WHAT YOU NEED TO DO
Copy the full set of lines exactly as given.

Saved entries
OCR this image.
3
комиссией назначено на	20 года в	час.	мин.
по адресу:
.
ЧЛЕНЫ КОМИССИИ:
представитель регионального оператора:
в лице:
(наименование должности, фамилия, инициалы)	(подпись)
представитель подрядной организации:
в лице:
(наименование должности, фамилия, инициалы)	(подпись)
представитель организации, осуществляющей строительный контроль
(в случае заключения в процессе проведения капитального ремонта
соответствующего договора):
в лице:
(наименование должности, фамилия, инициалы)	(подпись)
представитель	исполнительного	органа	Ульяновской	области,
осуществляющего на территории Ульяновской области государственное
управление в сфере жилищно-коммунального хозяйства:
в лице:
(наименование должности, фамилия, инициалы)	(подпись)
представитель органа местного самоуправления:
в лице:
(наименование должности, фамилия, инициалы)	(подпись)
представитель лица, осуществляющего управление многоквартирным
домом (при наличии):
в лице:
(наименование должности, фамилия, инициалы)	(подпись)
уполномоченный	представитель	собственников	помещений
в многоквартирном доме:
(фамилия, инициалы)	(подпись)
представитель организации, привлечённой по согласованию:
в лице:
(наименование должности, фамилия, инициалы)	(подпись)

RESPONSE FOR THIS EXERCISE
OCR this image.
3
комиссией назначено на	20 года в	час.	мин.
по адресу:
.
ЧЛЕНЫ КОМИССИИ:
представитель регионального оператора:
в лице:
(наименование должности, фамилия, инициалы)	(подпись)
представитель подрядной организации:
в лице:
(наименование должности, фамилия, инициалы)	(подпись)
представитель организации, осуществляющей строительный контроль
(в случае заключения в процессе проведения капитального ремонта
соответствующего договора):
в лице:
(наименование должности, фамилия, инициалы)	(подпись)
представитель	исполнительного	органа	Ульяновской	области,
осуществляющего на территории Ульяновской области государственное
управление в сфере жилищно-коммунального хозяйства:
в лице:
(наименование должности, фамилия, инициалы)	(подпись)
представитель органа местного самоуправления:
в лице:
(наименование должности, фамилия, инициалы)	(подпись)
представитель лица, осуществляющего управление многоквартирным
домом (при наличии):
в лице:
(наименование должности, фамилия, инициалы)	(подпись)
уполномоченный	представитель	собственников	помещений
в многоквартирном доме:
(фамилия, инициалы)	(подпись)
представитель организации, привлечённой по согласованию:
в лице:
(наименование должности, фамилия, инициалы)	(подпись)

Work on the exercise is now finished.